====== SELECTED PASSAGE

Validators are able to bias the RANDAO to a small extent but this is not significant problem in practice.

Introduction

An element of randomness is an important part of a permissionless blockchain protocol, both for security and for fairness.

A protocol that is fully predictable could work well in a benign environment. But we must assume that our protocols will come under attack, and predictability provides attackers with opportunities - just as the bad guys in crime thrillers often take advantage of their victims' predictable routines.

An attacker with advance knowledge of which validators will be active in different roles has a significant foothold for mounting an attack. For example, to selectively mount denial of service attacks against future proposers, or to bribe members of a particular committee, or to register especially advantageous validator numbers for themselves allowing them to take over a future committee, or simply to censor transactions.¹

To quote from a paper by Brown-Cohen et al,²

Intuitively, it is good for protocols to be unpredictable in the sense that miners do not learn that they are eligible to mine a block until shortly before it is due to be mined. Many attacks, such as double-spending, or selfish-mining, can become much more profitable if miners know in advance when they become eligible to mine.

Unpredictability, arising from randomness, is an excellent first line of defence against many attacks.

============
====== DATA

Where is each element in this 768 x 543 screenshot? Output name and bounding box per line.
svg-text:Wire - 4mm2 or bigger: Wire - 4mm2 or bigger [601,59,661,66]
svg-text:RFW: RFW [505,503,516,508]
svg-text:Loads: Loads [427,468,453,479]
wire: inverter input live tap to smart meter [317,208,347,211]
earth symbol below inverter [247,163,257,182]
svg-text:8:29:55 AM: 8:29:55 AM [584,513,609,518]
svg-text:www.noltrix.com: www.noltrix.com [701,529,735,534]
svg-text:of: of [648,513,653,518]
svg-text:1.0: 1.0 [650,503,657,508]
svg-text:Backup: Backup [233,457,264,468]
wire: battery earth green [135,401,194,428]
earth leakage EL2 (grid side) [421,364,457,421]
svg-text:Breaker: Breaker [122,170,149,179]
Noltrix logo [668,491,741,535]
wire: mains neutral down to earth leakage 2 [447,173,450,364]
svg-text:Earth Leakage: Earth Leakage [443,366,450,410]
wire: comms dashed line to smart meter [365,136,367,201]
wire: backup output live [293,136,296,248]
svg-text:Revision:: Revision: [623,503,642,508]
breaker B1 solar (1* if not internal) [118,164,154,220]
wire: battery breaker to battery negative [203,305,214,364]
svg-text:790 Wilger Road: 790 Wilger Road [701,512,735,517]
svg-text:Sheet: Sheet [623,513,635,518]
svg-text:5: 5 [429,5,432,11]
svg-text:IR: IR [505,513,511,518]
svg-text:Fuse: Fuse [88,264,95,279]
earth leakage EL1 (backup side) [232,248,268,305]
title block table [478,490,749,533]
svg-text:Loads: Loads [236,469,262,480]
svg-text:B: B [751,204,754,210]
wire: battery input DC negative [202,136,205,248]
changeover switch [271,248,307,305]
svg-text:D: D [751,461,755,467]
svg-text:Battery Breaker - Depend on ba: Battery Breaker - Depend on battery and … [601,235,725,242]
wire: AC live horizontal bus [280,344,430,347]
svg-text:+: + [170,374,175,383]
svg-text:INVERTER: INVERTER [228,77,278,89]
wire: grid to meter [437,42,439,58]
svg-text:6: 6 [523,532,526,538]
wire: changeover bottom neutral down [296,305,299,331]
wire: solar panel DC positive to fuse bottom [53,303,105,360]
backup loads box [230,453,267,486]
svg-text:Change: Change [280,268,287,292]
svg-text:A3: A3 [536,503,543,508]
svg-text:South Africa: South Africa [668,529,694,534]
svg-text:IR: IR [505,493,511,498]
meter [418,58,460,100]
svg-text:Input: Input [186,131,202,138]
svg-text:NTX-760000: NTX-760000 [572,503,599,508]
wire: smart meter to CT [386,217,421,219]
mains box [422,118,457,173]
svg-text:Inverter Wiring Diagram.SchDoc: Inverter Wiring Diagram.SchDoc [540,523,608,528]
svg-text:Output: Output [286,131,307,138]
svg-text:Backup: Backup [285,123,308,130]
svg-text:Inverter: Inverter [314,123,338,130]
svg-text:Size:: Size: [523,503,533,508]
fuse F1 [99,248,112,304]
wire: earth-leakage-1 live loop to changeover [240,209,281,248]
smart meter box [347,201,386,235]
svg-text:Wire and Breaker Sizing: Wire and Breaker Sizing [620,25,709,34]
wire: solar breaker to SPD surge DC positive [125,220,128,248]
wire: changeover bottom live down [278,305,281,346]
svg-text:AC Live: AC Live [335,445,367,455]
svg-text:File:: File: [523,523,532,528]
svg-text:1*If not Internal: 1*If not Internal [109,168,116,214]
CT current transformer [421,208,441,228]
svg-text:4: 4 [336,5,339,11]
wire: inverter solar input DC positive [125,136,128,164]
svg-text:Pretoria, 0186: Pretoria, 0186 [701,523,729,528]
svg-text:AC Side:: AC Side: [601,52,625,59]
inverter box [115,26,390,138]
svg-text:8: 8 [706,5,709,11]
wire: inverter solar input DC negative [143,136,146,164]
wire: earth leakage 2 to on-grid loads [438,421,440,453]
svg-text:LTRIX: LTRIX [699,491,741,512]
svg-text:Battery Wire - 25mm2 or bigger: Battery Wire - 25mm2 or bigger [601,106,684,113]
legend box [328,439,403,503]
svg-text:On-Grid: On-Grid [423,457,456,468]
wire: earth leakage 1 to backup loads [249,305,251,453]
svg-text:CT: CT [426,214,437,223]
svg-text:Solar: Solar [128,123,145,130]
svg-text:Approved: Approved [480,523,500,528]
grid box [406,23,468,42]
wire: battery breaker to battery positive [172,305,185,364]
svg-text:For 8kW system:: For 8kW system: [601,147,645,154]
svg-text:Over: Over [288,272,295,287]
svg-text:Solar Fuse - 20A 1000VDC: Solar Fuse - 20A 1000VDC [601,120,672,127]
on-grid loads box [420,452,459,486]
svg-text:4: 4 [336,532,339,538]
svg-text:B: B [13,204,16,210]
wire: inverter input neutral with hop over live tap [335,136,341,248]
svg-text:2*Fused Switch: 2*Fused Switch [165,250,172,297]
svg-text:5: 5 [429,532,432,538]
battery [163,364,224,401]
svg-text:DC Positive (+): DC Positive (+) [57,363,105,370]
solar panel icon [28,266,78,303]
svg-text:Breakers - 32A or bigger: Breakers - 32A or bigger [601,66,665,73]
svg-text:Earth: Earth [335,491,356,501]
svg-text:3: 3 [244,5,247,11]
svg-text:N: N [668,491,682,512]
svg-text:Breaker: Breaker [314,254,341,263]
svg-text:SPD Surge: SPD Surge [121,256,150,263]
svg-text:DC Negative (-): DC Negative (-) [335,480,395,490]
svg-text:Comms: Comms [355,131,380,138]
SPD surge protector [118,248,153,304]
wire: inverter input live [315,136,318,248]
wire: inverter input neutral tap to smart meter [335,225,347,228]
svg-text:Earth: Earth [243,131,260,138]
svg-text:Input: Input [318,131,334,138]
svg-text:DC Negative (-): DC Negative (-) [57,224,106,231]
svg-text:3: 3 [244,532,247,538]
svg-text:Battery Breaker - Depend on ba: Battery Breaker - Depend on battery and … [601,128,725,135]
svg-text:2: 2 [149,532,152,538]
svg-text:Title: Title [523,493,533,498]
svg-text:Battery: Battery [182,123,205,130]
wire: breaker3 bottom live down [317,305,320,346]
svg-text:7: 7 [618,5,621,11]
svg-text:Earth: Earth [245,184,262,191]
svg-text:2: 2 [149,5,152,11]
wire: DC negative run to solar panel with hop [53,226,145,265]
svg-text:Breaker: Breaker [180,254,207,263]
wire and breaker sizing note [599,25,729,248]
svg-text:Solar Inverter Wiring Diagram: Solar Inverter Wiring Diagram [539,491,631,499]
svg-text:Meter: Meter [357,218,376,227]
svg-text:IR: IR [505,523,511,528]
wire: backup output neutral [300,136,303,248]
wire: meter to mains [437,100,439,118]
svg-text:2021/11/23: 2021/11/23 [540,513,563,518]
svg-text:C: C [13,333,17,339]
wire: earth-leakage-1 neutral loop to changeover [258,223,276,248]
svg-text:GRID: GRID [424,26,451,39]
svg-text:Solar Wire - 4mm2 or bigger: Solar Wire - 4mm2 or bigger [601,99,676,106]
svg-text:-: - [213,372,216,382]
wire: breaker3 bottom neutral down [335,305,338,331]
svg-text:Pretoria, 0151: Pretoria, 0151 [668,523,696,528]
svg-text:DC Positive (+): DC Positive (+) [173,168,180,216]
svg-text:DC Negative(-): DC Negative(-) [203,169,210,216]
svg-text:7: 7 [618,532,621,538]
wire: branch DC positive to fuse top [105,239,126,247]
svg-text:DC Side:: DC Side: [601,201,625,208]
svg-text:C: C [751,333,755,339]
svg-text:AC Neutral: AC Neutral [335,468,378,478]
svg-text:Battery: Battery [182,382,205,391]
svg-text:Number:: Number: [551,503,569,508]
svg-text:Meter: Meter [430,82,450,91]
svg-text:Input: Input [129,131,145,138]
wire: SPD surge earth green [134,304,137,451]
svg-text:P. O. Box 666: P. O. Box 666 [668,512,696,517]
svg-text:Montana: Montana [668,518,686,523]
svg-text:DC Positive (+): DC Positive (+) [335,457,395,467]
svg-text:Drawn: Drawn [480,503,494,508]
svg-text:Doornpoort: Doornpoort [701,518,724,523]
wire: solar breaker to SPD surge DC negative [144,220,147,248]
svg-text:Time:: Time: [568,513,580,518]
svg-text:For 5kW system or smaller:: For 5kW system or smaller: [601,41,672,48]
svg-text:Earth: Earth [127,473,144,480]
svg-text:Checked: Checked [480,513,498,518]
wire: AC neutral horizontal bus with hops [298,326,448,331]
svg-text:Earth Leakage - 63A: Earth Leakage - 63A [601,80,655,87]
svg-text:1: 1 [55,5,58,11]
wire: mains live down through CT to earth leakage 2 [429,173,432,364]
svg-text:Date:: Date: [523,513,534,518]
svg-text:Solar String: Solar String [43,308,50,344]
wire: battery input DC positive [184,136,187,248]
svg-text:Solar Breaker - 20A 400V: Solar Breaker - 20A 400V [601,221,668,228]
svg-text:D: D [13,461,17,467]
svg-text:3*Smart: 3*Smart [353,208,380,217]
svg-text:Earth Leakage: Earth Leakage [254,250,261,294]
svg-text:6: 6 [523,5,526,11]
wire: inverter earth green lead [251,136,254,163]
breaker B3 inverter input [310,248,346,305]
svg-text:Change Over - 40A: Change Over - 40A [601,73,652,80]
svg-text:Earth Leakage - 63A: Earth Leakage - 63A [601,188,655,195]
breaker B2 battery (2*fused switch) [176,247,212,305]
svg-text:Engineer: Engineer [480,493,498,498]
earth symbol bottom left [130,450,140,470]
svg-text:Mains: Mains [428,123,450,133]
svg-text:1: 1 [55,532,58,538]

============

DIRECTION 1: In the passage on randomness in blockchain protocols, whose paper is quoted?
DIRECTION 2: List every example the passage on blockchain randomness gives of what an attacker with advance knowledge of validator roles might do.
DIRECTION 3: Continue the passage on randomness in blockchain protocols, starting after its final sentence.

WRITTEN ANSWER 1: A paper by Brown-Cohen et al.

WRITTEN ANSWER 2:
- Selectively mount denial of service attacks against future proposers
- Bribe members of a particular committee
- Register especially advantageous validator numbers for themselves, allowing them to take over a future committee
- Censor transactions

WRITTEN ANSWER 3:
Unpredictability in Proof of Work comes from the process used to mine blocks. A block is valid only if it satisfies a certain condition, and the only way to satisfy that condition is through trial and error. Miners make a random guess, test it, and try again if it's not correct - this is the "work" in Proof of Work. Only if the guess is correct is the block valid and the miner gets to extend the chain. As I write, the difficulty of the Ethereum PoW chain is around 12.5 Peta hashes. That means that mining an Ethereum block requires $1.25 \times 10^{16}$ guesses on average. This is similar to the odds of rolling 21 dice until they all come up six on the same roll. It is fabulously unlikely, yet somewhere on the Ethereum network somebody manages to do it every 13 seconds or so. Since the process is uniform – nobody is better at guessing (rolling dice) than anyone else – it provides fairness. Every Giga hash per second is equivalent to every other Giga hash per second (although there are other sources of unfairness in Proof of Work). And since guessing is random it provides unpredictability, which mitigates the attacks mentioned above.

Randomness³ in Ethereum's Proof of Stake protocol is used to bring unpredictability to the selection of block proposers, and to the membership of the committees that attest to blocks and sign sync data.

In this section we will look at the way that randomness is introduced into the beacon chain, some of the ways in which it is used, and finally some of the issues with the current scheme.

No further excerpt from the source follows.